• Directions
Copy out the data below verbatim.

— START OF Data to use —

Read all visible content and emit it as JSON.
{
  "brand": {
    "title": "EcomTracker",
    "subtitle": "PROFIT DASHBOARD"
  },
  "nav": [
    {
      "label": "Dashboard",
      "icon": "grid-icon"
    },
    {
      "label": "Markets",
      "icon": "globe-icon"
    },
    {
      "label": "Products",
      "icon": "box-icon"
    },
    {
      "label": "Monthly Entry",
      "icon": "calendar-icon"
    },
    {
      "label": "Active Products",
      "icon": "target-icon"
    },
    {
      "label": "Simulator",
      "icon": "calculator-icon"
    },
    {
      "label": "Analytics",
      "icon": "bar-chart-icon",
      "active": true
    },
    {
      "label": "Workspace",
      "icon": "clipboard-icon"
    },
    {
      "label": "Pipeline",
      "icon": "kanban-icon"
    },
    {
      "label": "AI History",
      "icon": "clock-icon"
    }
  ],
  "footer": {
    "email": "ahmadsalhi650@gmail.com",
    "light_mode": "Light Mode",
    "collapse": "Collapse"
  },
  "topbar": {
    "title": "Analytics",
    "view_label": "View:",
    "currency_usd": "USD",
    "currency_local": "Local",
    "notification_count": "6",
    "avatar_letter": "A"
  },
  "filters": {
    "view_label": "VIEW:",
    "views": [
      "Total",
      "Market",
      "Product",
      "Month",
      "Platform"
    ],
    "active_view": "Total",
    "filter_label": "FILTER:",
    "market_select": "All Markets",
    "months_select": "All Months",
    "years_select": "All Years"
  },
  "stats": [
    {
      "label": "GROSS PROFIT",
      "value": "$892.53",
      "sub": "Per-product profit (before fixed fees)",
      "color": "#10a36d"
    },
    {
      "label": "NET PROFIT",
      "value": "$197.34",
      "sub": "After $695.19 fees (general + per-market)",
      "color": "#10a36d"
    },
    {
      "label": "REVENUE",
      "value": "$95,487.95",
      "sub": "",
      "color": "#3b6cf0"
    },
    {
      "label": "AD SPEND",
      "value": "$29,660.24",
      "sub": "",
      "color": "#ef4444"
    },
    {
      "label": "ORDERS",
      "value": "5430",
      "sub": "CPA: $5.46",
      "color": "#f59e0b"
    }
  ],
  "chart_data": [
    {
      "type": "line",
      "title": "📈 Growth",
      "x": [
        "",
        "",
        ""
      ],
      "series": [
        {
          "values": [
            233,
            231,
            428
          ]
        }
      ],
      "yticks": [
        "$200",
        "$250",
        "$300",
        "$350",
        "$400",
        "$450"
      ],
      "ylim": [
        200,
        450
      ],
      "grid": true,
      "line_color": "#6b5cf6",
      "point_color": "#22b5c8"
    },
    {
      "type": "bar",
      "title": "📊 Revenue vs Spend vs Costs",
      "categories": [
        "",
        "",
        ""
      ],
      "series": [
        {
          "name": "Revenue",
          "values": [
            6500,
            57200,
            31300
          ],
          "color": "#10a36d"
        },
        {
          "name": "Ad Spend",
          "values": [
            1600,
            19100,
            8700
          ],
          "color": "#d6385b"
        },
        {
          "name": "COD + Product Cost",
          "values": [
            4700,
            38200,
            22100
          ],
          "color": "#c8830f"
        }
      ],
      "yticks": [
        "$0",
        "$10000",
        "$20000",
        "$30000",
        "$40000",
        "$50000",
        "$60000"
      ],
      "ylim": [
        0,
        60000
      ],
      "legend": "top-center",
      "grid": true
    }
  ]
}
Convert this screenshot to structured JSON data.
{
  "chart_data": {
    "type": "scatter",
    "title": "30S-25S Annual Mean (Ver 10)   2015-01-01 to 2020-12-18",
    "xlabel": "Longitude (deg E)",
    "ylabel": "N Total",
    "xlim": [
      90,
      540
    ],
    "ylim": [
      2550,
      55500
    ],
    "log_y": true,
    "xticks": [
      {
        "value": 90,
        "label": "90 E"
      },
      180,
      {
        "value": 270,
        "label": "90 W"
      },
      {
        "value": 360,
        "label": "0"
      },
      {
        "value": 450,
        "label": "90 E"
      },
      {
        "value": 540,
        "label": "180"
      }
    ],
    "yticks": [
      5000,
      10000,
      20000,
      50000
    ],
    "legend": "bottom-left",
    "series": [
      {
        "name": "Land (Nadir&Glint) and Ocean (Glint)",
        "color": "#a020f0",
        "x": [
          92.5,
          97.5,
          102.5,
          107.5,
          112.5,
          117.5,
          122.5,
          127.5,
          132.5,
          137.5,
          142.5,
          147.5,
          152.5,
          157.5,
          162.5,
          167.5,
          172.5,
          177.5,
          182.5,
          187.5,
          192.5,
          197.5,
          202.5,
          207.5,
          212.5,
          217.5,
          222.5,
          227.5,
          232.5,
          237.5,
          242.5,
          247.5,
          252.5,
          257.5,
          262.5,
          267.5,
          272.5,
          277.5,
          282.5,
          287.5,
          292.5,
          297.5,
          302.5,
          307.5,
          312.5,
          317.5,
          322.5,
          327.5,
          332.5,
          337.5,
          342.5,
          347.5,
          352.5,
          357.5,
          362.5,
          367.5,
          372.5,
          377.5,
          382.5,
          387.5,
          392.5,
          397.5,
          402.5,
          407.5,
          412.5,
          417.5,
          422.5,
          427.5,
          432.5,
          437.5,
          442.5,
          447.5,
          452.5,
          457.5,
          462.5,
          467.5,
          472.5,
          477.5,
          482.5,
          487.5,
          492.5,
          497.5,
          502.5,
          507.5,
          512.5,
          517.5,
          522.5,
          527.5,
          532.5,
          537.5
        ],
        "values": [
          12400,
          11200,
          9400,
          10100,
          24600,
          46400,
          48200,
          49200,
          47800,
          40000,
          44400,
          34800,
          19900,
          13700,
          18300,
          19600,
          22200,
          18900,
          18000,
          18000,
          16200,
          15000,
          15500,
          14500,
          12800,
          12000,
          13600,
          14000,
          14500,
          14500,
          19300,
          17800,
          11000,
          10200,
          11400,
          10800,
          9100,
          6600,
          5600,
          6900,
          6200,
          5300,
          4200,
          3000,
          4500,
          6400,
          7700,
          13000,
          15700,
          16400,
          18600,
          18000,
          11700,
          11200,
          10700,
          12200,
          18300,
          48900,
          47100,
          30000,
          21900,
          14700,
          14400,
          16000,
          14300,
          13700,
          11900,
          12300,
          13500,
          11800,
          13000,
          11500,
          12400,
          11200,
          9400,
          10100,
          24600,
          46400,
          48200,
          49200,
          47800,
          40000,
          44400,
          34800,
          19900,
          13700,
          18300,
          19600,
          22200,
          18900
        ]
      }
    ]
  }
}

— END OF Data to use —

• Answer to this task
Read all visible content and emit it as JSON.
{
  "brand": {
    "title": "EcomTracker",
    "subtitle": "PROFIT DASHBOARD"
  },
  "nav": [
    {
      "label": "Dashboard",
      "icon": "grid-icon"
    },
    {
      "label": "Markets",
      "icon": "globe-icon"
    },
    {
      "label": "Products",
      "icon": "box-icon"
    },
    {
      "label": "Monthly Entry",
      "icon": "calendar-icon"
    },
    {
      "label": "Active Products",
      "icon": "target-icon"
    },
    {
      "label": "Simulator",
      "icon": "calculator-icon"
    },
    {
      "label": "Analytics",
      "icon": "bar-chart-icon",
      "active": true
    },
    {
      "label": "Workspace",
      "icon": "clipboard-icon"
    },
    {
      "label": "Pipeline",
      "icon": "kanban-icon"
    },
    {
      "label": "AI History",
      "icon": "clock-icon"
    }
  ],
  "footer": {
    "email": "ahmadsalhi650@gmail.com",
    "light_mode": "Light Mode",
    "collapse": "Collapse"
  },
  "topbar": {
    "title": "Analytics",
    "view_label": "View:",
    "currency_usd": "USD",
    "currency_local": "Local",
    "notification_count": "6",
    "avatar_letter": "A"
  },
  "filters": {
    "view_label": "VIEW:",
    "views": [
      "Total",
      "Market",
      "Product",
      "Month",
      "Platform"
    ],
    "active_view": "Total",
    "filter_label": "FILTER:",
    "market_select": "All Markets",
    "months_select": "All Months",
    "years_select": "All Years"
  },
  "stats": [
    {
      "label": "GROSS PROFIT",
      "value": "$892.53",
      "sub": "Per-product profit (before fixed fees)",
      "color": "#10a36d"
    },
    {
      "label": "NET PROFIT",
      "value": "$197.34",
      "sub": "After $695.19 fees (general + per-market)",
      "color": "#10a36d"
    },
    {
      "label": "REVENUE",
      "value": "$95,487.95",
      "sub": "",
      "color": "#3b6cf0"
    },
    {
      "label": "AD SPEND",
      "value": "$29,660.24",
      "sub": "",
      "color": "#ef4444"
    },
    {
      "label": "ORDERS",
      "value": "5430",
      "sub": "CPA: $5.46",
      "color": "#f59e0b"
    }
  ],
  "chart_data": [
    {
      "type": "line",
      "title": "📈 Growth",
      "x": [
        "",
        "",
        ""
      ],
      "series": [
        {
          "values": [
            233,
            231,
            428
          ]
        }
      ],
      "yticks": [
        "$200",
        "$250",
        "$300",
        "$350",
        "$400",
        "$450"
      ],
      "ylim": [
        200,
        450
      ],
      "grid": true,
      "line_color": "#6b5cf6",
      "point_color": "#22b5c8"
    },
    {
      "type": "bar",
      "title": "📊 Revenue vs Spend vs Costs",
      "categories": [
        "",
        "",
        ""
      ],
      "series": [
        {
          "name": "Revenue",
          "values": [
            6500,
            57200,
            31300
          ],
          "color": "#10a36d"
        },
        {
          "name": "Ad Spend",
          "values": [
            1600,
            19100,
            8700
          ],
          "color": "#d6385b"
        },
        {
          "name": "COD + Product Cost",
          "values": [
            4700,
            38200,
            22100
          ],
          "color": "#c8830f"
        }
      ],
      "yticks": [
        "$0",
        "$10000",
        "$20000",
        "$30000",
        "$40000",
        "$50000",
        "$60000"
      ],
      "ylim": [
        0,
        60000
      ],
      "legend": "top-center",
      "grid": true
    }
  ]
}
Convert this screenshot to structured JSON data.
{
  "chart_data": {
    "type": "scatter",
    "title": "30S-25S Annual Mean (Ver 10)   2015-01-01 to 2020-12-18",
    "xlabel": "Longitude (deg E)",
    "ylabel": "N Total",
    "xlim": [
      90,
      540
    ],
    "ylim": [
      2550,
      55500
    ],
    "log_y": true,
    "xticks": [
      {
        "value": 90,
        "label": "90 E"
      },
      180,
      {
        "value": 270,
        "label": "90 W"
      },
      {
        "value": 360,
        "label": "0"
      },
      {
        "value": 450,
        "label": "90 E"
      },
      {
        "value": 540,
        "label": "180"
      }
    ],
    "yticks": [
      5000,
      10000,
      20000,
      50000
    ],
    "legend": "bottom-left",
    "series": [
      {
        "name": "Land (Nadir&Glint) and Ocean (Glint)",
        "color": "#a020f0",
        "x": [
          92.5,
          97.5,
          102.5,
          107.5,
          112.5,
          117.5,
          122.5,
          127.5,
          132.5,
          137.5,
          142.5,
          147.5,
          152.5,
          157.5,
          162.5,
          167.5,
          172.5,
          177.5,
          182.5,
          187.5,
          192.5,
          197.5,
          202.5,
          207.5,
          212.5,
          217.5,
          222.5,
          227.5,
          232.5,
          237.5,
          242.5,
          247.5,
          252.5,
          257.5,
          262.5,
          267.5,
          272.5,
          277.5,
          282.5,
          287.5,
          292.5,
          297.5,
          302.5,
          307.5,
          312.5,
          317.5,
          322.5,
          327.5,
          332.5,
          337.5,
          342.5,
          347.5,
          352.5,
          357.5,
          362.5,
          367.5,
          372.5,
          377.5,
          382.5,
          387.5,
          392.5,
          397.5,
          402.5,
          407.5,
          412.5,
          417.5,
          422.5,
          427.5,
          432.5,
          437.5,
          442.5,
          447.5,
          452.5,
          457.5,
          462.5,
          467.5,
          472.5,
          477.5,
          482.5,
          487.5,
          492.5,
          497.5,
          502.5,
          507.5,
          512.5,
          517.5,
          522.5,
          527.5,
          532.5,
          537.5
        ],
        "values": [
          12400,
          11200,
          9400,
          10100,
          24600,
          46400,
          48200,
          49200,
          47800,
          40000,
          44400,
          34800,
          19900,
          13700,
          18300,
          19600,
          22200,
          18900,
          18000,
          18000,
          16200,
          15000,
          15500,
          14500,
          12800,
          12000,
          13600,
          14000,
          14500,
          14500,
          19300,
          17800,
          11000,
          10200,
          11400,
          10800,
          9100,
          6600,
          5600,
          6900,
          6200,
          5300,
          4200,
          3000,
          4500,
          6400,
          7700,
          13000,
          15700,
          16400,
          18600,
          18000,
          11700,
          11200,
          10700,
          12200,
          18300,
          48900,
          47100,
          30000,
          21900,
          14700,
          14400,
          16000,
          14300,
          13700,
          11900,
          12300,
          13500,
          11800,
          13000,
          11500,
          12400,
          11200,
          9400,
          10100,
          24600,
          46400,
          48200,
          49200,
          47800,
          40000,
          44400,
          34800,
          19900,
          13700,
          18300,
          19600,
          22200,
          18900
        ]
      }
    ]
  }
}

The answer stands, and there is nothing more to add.